[TASK GOAL] Collect all lines from the records below that include the word "name".

━━━ ENTRIES SHOWN

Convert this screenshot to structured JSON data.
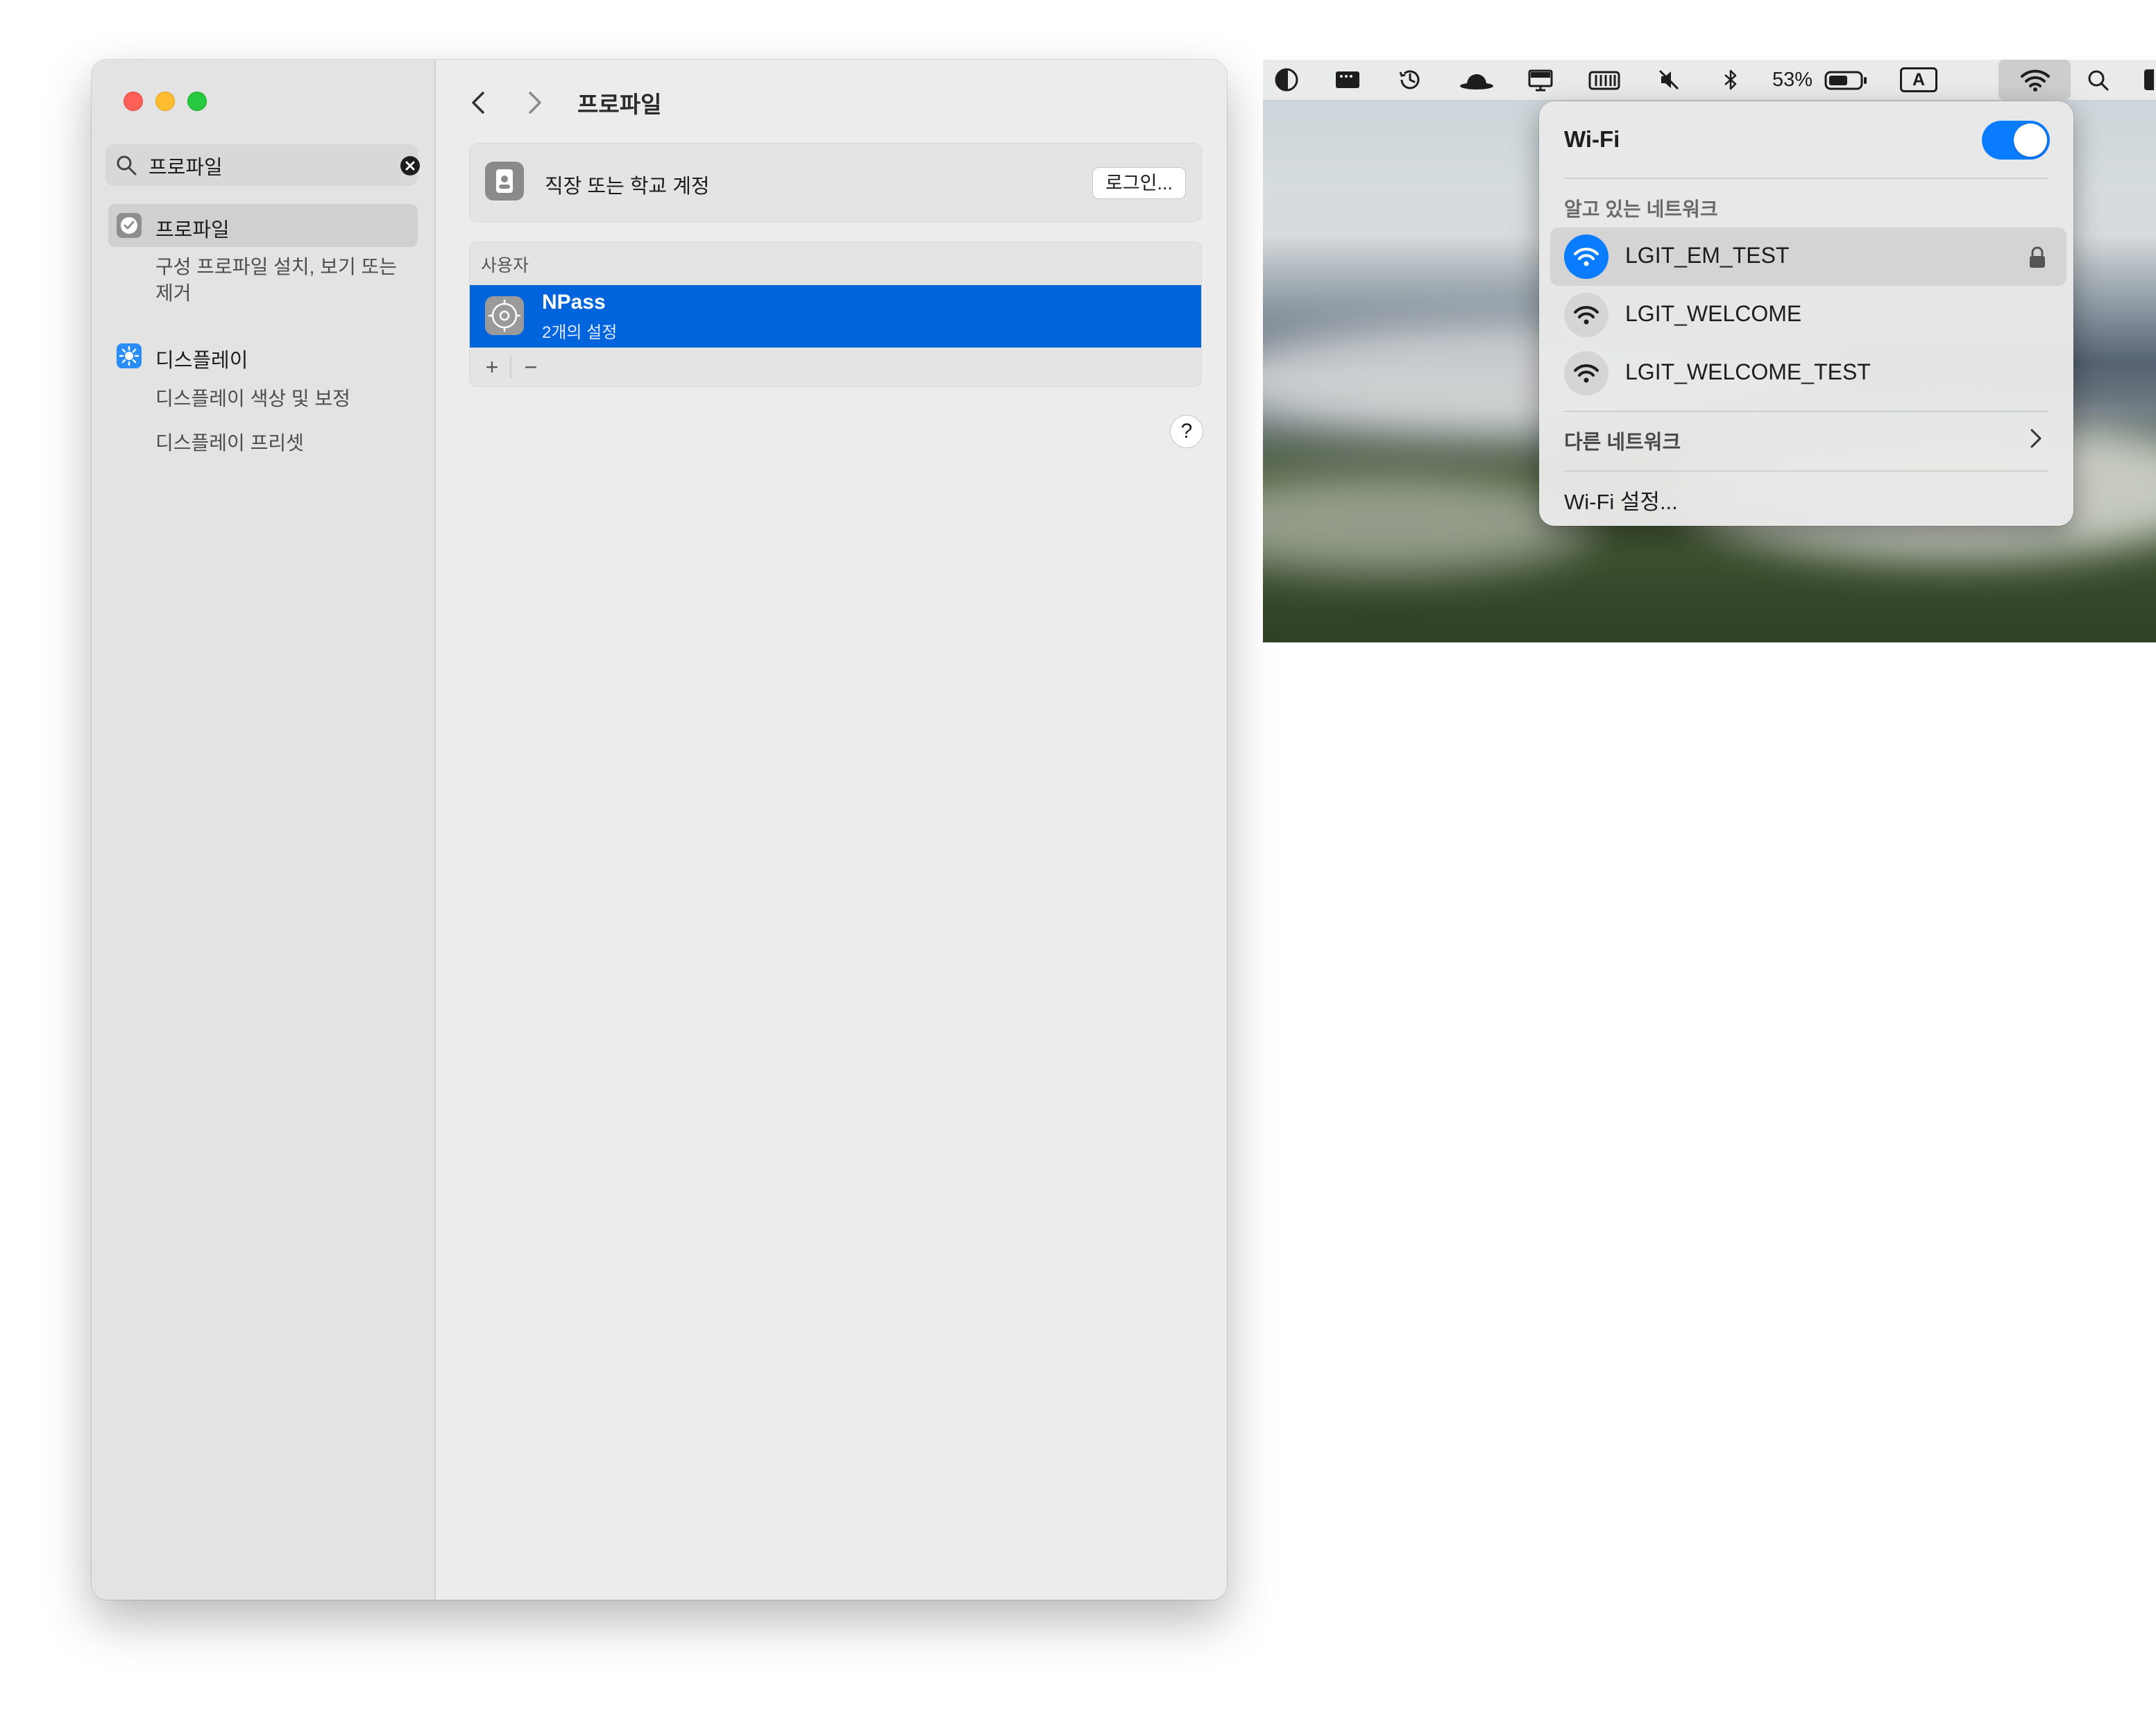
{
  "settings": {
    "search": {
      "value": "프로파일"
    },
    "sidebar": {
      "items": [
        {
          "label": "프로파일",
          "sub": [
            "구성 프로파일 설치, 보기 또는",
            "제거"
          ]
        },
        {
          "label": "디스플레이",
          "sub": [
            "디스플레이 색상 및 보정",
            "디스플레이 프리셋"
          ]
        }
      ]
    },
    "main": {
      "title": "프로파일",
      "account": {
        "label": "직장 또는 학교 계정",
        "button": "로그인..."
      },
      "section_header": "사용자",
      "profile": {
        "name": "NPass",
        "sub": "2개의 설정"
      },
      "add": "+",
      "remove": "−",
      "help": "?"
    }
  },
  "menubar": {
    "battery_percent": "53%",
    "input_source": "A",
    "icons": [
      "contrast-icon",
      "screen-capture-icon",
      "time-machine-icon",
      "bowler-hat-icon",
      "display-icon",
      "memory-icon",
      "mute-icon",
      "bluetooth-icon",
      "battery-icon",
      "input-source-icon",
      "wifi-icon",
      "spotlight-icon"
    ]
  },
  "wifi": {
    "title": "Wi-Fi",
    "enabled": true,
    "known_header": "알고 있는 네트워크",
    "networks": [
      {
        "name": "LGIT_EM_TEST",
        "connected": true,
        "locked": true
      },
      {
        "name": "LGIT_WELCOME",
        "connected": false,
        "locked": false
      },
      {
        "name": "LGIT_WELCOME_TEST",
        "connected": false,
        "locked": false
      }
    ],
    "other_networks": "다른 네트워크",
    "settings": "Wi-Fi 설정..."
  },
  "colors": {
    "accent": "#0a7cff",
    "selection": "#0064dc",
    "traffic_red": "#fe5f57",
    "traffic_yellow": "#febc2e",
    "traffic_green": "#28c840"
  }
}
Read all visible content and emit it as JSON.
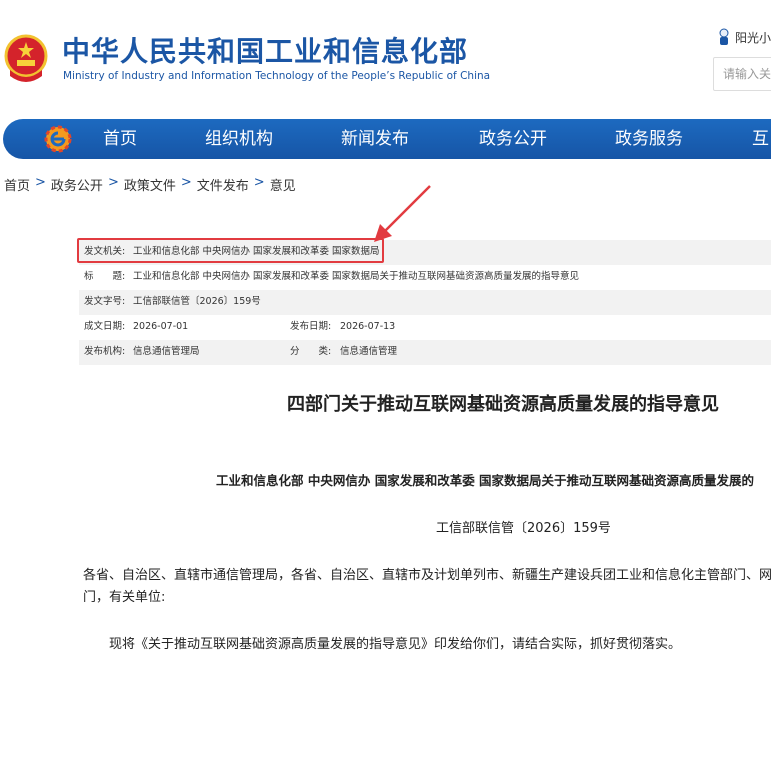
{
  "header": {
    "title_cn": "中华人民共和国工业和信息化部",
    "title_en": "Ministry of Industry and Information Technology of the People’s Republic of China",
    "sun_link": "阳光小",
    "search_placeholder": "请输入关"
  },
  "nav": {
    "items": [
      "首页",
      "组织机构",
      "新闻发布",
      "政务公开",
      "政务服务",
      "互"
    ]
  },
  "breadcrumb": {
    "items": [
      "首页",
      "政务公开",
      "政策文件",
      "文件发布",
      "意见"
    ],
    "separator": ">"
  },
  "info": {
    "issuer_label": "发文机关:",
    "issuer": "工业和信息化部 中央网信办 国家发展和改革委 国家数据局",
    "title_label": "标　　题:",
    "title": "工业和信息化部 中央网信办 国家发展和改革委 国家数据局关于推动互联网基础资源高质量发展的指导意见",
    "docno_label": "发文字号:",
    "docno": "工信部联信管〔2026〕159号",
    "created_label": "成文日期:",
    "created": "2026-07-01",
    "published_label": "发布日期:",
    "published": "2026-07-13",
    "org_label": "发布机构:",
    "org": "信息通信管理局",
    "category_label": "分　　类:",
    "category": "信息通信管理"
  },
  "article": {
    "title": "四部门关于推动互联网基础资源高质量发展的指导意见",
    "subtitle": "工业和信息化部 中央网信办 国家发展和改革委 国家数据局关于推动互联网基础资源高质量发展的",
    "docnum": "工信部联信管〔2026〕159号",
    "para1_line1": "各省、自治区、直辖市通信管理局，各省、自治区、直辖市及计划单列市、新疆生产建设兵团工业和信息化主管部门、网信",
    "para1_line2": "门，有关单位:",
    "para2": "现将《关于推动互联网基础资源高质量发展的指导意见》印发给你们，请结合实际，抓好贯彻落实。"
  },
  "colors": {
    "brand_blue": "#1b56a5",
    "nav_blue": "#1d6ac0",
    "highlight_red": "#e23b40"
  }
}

━━━━━━

[FINISHED EXERCISE]
        "name": "NPass",
        "name": "LGIT_EM_TEST",
        "name": "LGIT_WELCOME",
        "name": "LGIT_WELCOME_TEST",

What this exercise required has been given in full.